## Task objective:
Retype each record below word for word. Leave the pictures out.

## Figure dataset records:

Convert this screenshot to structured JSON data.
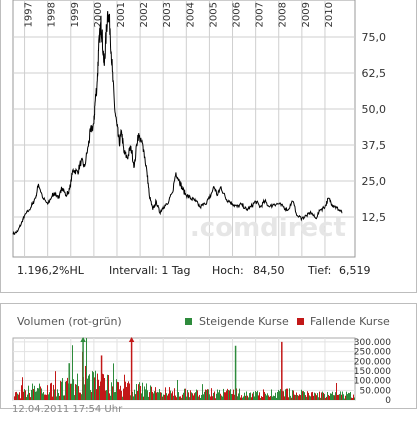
{
  "chart_data": [
    {
      "type": "line",
      "watermark": ".comdirect",
      "x_tick_labels": [
        "1997",
        "1998",
        "1999",
        "2000",
        "2001",
        "2002",
        "2003",
        "2004",
        "2005",
        "2006",
        "2007",
        "2008",
        "2009",
        "2010"
      ],
      "y_tick_labels": [
        "75,0",
        "62,5",
        "50,0",
        "37,5",
        "25,0",
        "12,5"
      ],
      "ylim": [
        0,
        84.5
      ],
      "y_axis_side": "right",
      "grid": true,
      "line_color": "#000000",
      "series": [
        {
          "x": [
            1996.5,
            1996.7,
            1996.9,
            1997.0,
            1997.2,
            1997.35,
            1997.5,
            1997.6,
            1997.8,
            1998.0,
            1998.2,
            1998.3,
            1998.5,
            1998.6,
            1998.8,
            1998.95,
            1999.1,
            1999.3,
            1999.45,
            1999.6,
            1999.75,
            1999.85,
            2000.0,
            2000.05,
            2000.15,
            2000.2,
            2000.3,
            2000.35,
            2000.45,
            2000.5,
            2000.6,
            2000.7,
            2000.8,
            2000.9,
            2001.0,
            2001.1,
            2001.2,
            2001.3,
            2001.45,
            2001.6,
            2001.75,
            2001.9,
            2002.05,
            2002.15,
            2002.3,
            2002.4,
            2002.55,
            2002.7,
            2002.85,
            2003.0,
            2003.2,
            2003.4,
            2003.55,
            2003.7,
            2003.85,
            2004.0,
            2004.2,
            2004.4,
            2004.6,
            2004.8,
            2005.0,
            2005.2,
            2005.35,
            2005.5,
            2005.7,
            2005.85,
            2006.0,
            2006.2,
            2006.4,
            2006.6,
            2006.8,
            2007.0,
            2007.2,
            2007.4,
            2007.6,
            2007.8,
            2008.0,
            2008.2,
            2008.4,
            2008.6,
            2008.8,
            2009.0,
            2009.2,
            2009.4,
            2009.6,
            2009.8,
            2010.0,
            2010.15,
            2010.3,
            2010.45,
            2010.6,
            2010.75
          ],
          "values": [
            6.5,
            7.5,
            11,
            13,
            15,
            17,
            20,
            24,
            19,
            17,
            20,
            21,
            19,
            23,
            20,
            22,
            29,
            28,
            32,
            30,
            37,
            42,
            45,
            52,
            60,
            70,
            80,
            76,
            65,
            72,
            84,
            78,
            63,
            50,
            44,
            38,
            42,
            35,
            33,
            37,
            30,
            41,
            39,
            36,
            28,
            20,
            15,
            18,
            14,
            16,
            17,
            21,
            28,
            25,
            22,
            20,
            19,
            18,
            16,
            17,
            19,
            23,
            20,
            23,
            19,
            18,
            17,
            16,
            17,
            15,
            16,
            18,
            16,
            18,
            16,
            17,
            17,
            16,
            15,
            18,
            13,
            12,
            13,
            14,
            12,
            15,
            16,
            19,
            17,
            16,
            15,
            14
          ]
        }
      ]
    },
    {
      "type": "bar",
      "title": "Volumen (rot-grün)",
      "legend": [
        {
          "label": "Steigende Kurse",
          "color": "#2e8b3c"
        },
        {
          "label": "Fallende Kurse",
          "color": "#c21818"
        }
      ],
      "y_tick_labels": [
        "300.000",
        "250.000",
        "200.000",
        "150.000",
        "100.000",
        "50.000",
        "0"
      ],
      "ylim": [
        0,
        320000
      ],
      "y_axis_side": "right",
      "grid": true,
      "x_range": [
        1996.5,
        2011.3
      ],
      "volume_profile": {
        "x": [
          1996.5,
          1997.5,
          1998.5,
          1999.5,
          2000.0,
          2000.5,
          2001.0,
          2001.5,
          2002.0,
          2003.0,
          2004.0,
          2005.0,
          2006.0,
          2007.0,
          2008.0,
          2009.0,
          2010.0,
          2011.0
        ],
        "values": [
          25000,
          55000,
          75000,
          110000,
          140000,
          100000,
          70000,
          65000,
          60000,
          45000,
          40000,
          35000,
          40000,
          35000,
          40000,
          35000,
          30000,
          28000
        ]
      },
      "spikes": [
        {
          "x": 1999.5,
          "value": 320000,
          "color": "#2e8b3c"
        },
        {
          "x": 2001.6,
          "value": 320000,
          "color": "#c21818"
        },
        {
          "x": 2006.1,
          "value": 280000,
          "color": "#2e8b3c"
        },
        {
          "x": 2008.1,
          "value": 300000,
          "color": "#c21818"
        },
        {
          "x": 2000.3,
          "value": 230000,
          "color": "#c21818"
        },
        {
          "x": 1998.9,
          "value": 190000,
          "color": "#2e8b3c"
        }
      ]
    }
  ],
  "stats": {
    "performance": "1.196,2%HL",
    "interval": "Intervall: 1 Tag",
    "high_label": "Hoch:",
    "high_value": "84,50",
    "low_label": "Tief:",
    "low_value": "6,519"
  },
  "timestamp": "12.04.2011 17:54 Uhr"
}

## Answer in full:
Convert this screenshot to structured JSON data.
{
  "chart_data": [
    {
      "type": "line",
      "watermark": ".comdirect",
      "x_tick_labels": [
        "1997",
        "1998",
        "1999",
        "2000",
        "2001",
        "2002",
        "2003",
        "2004",
        "2005",
        "2006",
        "2007",
        "2008",
        "2009",
        "2010"
      ],
      "y_tick_labels": [
        "75,0",
        "62,5",
        "50,0",
        "37,5",
        "25,0",
        "12,5"
      ],
      "ylim": [
        0,
        84.5
      ],
      "y_axis_side": "right",
      "grid": true,
      "line_color": "#000000",
      "series": [
        {
          "x": [
            1996.5,
            1996.7,
            1996.9,
            1997.0,
            1997.2,
            1997.35,
            1997.5,
            1997.6,
            1997.8,
            1998.0,
            1998.2,
            1998.3,
            1998.5,
            1998.6,
            1998.8,
            1998.95,
            1999.1,
            1999.3,
            1999.45,
            1999.6,
            1999.75,
            1999.85,
            2000.0,
            2000.05,
            2000.15,
            2000.2,
            2000.3,
            2000.35,
            2000.45,
            2000.5,
            2000.6,
            2000.7,
            2000.8,
            2000.9,
            2001.0,
            2001.1,
            2001.2,
            2001.3,
            2001.45,
            2001.6,
            2001.75,
            2001.9,
            2002.05,
            2002.15,
            2002.3,
            2002.4,
            2002.55,
            2002.7,
            2002.85,
            2003.0,
            2003.2,
            2003.4,
            2003.55,
            2003.7,
            2003.85,
            2004.0,
            2004.2,
            2004.4,
            2004.6,
            2004.8,
            2005.0,
            2005.2,
            2005.35,
            2005.5,
            2005.7,
            2005.85,
            2006.0,
            2006.2,
            2006.4,
            2006.6,
            2006.8,
            2007.0,
            2007.2,
            2007.4,
            2007.6,
            2007.8,
            2008.0,
            2008.2,
            2008.4,
            2008.6,
            2008.8,
            2009.0,
            2009.2,
            2009.4,
            2009.6,
            2009.8,
            2010.0,
            2010.15,
            2010.3,
            2010.45,
            2010.6,
            2010.75
          ],
          "values": [
            6.5,
            7.5,
            11,
            13,
            15,
            17,
            20,
            24,
            19,
            17,
            20,
            21,
            19,
            23,
            20,
            22,
            29,
            28,
            32,
            30,
            37,
            42,
            45,
            52,
            60,
            70,
            80,
            76,
            65,
            72,
            84,
            78,
            63,
            50,
            44,
            38,
            42,
            35,
            33,
            37,
            30,
            41,
            39,
            36,
            28,
            20,
            15,
            18,
            14,
            16,
            17,
            21,
            28,
            25,
            22,
            20,
            19,
            18,
            16,
            17,
            19,
            23,
            20,
            23,
            19,
            18,
            17,
            16,
            17,
            15,
            16,
            18,
            16,
            18,
            16,
            17,
            17,
            16,
            15,
            18,
            13,
            12,
            13,
            14,
            12,
            15,
            16,
            19,
            17,
            16,
            15,
            14
          ]
        }
      ]
    },
    {
      "type": "bar",
      "title": "Volumen (rot-grün)",
      "legend": [
        {
          "label": "Steigende Kurse",
          "color": "#2e8b3c"
        },
        {
          "label": "Fallende Kurse",
          "color": "#c21818"
        }
      ],
      "y_tick_labels": [
        "300.000",
        "250.000",
        "200.000",
        "150.000",
        "100.000",
        "50.000",
        "0"
      ],
      "ylim": [
        0,
        320000
      ],
      "y_axis_side": "right",
      "grid": true,
      "x_range": [
        1996.5,
        2011.3
      ],
      "volume_profile": {
        "x": [
          1996.5,
          1997.5,
          1998.5,
          1999.5,
          2000.0,
          2000.5,
          2001.0,
          2001.5,
          2002.0,
          2003.0,
          2004.0,
          2005.0,
          2006.0,
          2007.0,
          2008.0,
          2009.0,
          2010.0,
          2011.0
        ],
        "values": [
          25000,
          55000,
          75000,
          110000,
          140000,
          100000,
          70000,
          65000,
          60000,
          45000,
          40000,
          35000,
          40000,
          35000,
          40000,
          35000,
          30000,
          28000
        ]
      },
      "spikes": [
        {
          "x": 1999.5,
          "value": 320000,
          "color": "#2e8b3c"
        },
        {
          "x": 2001.6,
          "value": 320000,
          "color": "#c21818"
        },
        {
          "x": 2006.1,
          "value": 280000,
          "color": "#2e8b3c"
        },
        {
          "x": 2008.1,
          "value": 300000,
          "color": "#c21818"
        },
        {
          "x": 2000.3,
          "value": 230000,
          "color": "#c21818"
        },
        {
          "x": 1998.9,
          "value": 190000,
          "color": "#2e8b3c"
        }
      ]
    }
  ],
  "stats": {
    "performance": "1.196,2%HL",
    "interval": "Intervall: 1 Tag",
    "high_label": "Hoch:",
    "high_value": "84,50",
    "low_label": "Tief:",
    "low_value": "6,519"
  },
  "timestamp": "12.04.2011 17:54 Uhr"
}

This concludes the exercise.